Transcribe every line of the records verbatim.

▶ [THE RECORDS]
-=-=-=-=-
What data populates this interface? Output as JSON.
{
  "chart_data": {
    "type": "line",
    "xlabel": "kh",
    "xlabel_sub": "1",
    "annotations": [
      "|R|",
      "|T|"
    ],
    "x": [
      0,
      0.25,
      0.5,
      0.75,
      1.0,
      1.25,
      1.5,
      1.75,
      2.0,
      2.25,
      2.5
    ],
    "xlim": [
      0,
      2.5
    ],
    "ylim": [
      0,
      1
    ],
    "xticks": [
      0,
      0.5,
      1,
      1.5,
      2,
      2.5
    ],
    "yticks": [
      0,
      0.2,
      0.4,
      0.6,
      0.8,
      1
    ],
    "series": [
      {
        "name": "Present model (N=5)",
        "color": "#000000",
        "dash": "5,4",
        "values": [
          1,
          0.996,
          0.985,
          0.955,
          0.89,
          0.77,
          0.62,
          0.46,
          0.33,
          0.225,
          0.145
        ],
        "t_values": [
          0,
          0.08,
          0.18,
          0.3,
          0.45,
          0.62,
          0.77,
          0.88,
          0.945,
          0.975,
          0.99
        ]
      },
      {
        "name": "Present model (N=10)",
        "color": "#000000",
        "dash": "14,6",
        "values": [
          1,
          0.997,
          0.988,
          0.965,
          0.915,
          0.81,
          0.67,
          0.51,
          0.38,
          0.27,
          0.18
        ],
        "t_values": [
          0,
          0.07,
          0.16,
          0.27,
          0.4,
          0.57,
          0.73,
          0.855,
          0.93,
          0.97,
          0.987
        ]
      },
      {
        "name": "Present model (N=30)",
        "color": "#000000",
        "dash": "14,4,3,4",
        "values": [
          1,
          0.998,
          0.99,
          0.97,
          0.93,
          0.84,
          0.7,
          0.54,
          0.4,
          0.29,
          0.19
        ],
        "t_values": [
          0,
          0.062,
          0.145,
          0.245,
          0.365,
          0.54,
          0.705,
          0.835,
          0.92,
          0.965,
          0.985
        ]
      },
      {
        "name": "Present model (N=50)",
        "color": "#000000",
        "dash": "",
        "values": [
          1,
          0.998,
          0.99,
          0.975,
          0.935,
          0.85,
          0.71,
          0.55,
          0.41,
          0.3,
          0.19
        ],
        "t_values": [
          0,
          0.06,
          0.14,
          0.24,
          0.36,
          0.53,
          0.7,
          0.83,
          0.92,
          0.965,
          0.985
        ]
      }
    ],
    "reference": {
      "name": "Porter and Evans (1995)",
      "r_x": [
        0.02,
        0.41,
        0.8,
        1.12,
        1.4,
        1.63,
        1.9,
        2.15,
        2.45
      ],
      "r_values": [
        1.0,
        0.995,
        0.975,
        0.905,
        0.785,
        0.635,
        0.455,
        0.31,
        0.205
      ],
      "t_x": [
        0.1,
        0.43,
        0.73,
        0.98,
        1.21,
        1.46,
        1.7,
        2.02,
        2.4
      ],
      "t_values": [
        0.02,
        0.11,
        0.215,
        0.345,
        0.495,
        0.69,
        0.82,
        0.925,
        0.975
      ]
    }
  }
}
-=-=-=-=-
▶ [RESPONSE TO THE EXERCISE]
What data populates this interface? Output as JSON.
{
  "chart_data": {
    "type": "line",
    "xlabel": "kh",
    "xlabel_sub": "1",
    "annotations": [
      "|R|",
      "|T|"
    ],
    "x": [
      0,
      0.25,
      0.5,
      0.75,
      1.0,
      1.25,
      1.5,
      1.75,
      2.0,
      2.25,
      2.5
    ],
    "xlim": [
      0,
      2.5
    ],
    "ylim": [
      0,
      1
    ],
    "xticks": [
      0,
      0.5,
      1,
      1.5,
      2,
      2.5
    ],
    "yticks": [
      0,
      0.2,
      0.4,
      0.6,
      0.8,
      1
    ],
    "series": [
      {
        "name": "Present model (N=5)",
        "color": "#000000",
        "dash": "5,4",
        "values": [
          1,
          0.996,
          0.985,
          0.955,
          0.89,
          0.77,
          0.62,
          0.46,
          0.33,
          0.225,
          0.145
        ],
        "t_values": [
          0,
          0.08,
          0.18,
          0.3,
          0.45,
          0.62,
          0.77,
          0.88,
          0.945,
          0.975,
          0.99
        ]
      },
      {
        "name": "Present model (N=10)",
        "color": "#000000",
        "dash": "14,6",
        "values": [
          1,
          0.997,
          0.988,
          0.965,
          0.915,
          0.81,
          0.67,
          0.51,
          0.38,
          0.27,
          0.18
        ],
        "t_values": [
          0,
          0.07,
          0.16,
          0.27,
          0.4,
          0.57,
          0.73,
          0.855,
          0.93,
          0.97,
          0.987
        ]
      },
      {
        "name": "Present model (N=30)",
        "color": "#000000",
        "dash": "14,4,3,4",
        "values": [
          1,
          0.998,
          0.99,
          0.97,
          0.93,
          0.84,
          0.7,
          0.54,
          0.4,
          0.29,
          0.19
        ],
        "t_values": [
          0,
          0.062,
          0.145,
          0.245,
          0.365,
          0.54,
          0.705,
          0.835,
          0.92,
          0.965,
          0.985
        ]
      },
      {
        "name": "Present model (N=50)",
        "color": "#000000",
        "dash": "",
        "values": [
          1,
          0.998,
          0.99,
          0.975,
          0.935,
          0.85,
          0.71,
          0.55,
          0.41,
          0.3,
          0.19
        ],
        "t_values": [
          0,
          0.06,
          0.14,
          0.24,
          0.36,
          0.53,
          0.7,
          0.83,
          0.92,
          0.965,
          0.985
        ]
      }
    ],
    "reference": {
      "name": "Porter and Evans (1995)",
      "r_x": [
        0.02,
        0.41,
        0.8,
        1.12,
        1.4,
        1.63,
        1.9,
        2.15,
        2.45
      ],
      "r_values": [
        1.0,
        0.995,
        0.975,
        0.905,
        0.785,
        0.635,
        0.455,
        0.31,
        0.205
      ],
      "t_x": [
        0.1,
        0.43,
        0.73,
        0.98,
        1.21,
        1.46,
        1.7,
        2.02,
        2.4
      ],
      "t_values": [
        0.02,
        0.11,
        0.215,
        0.345,
        0.495,
        0.69,
        0.82,
        0.925,
        0.975
      ]
    }
  }
}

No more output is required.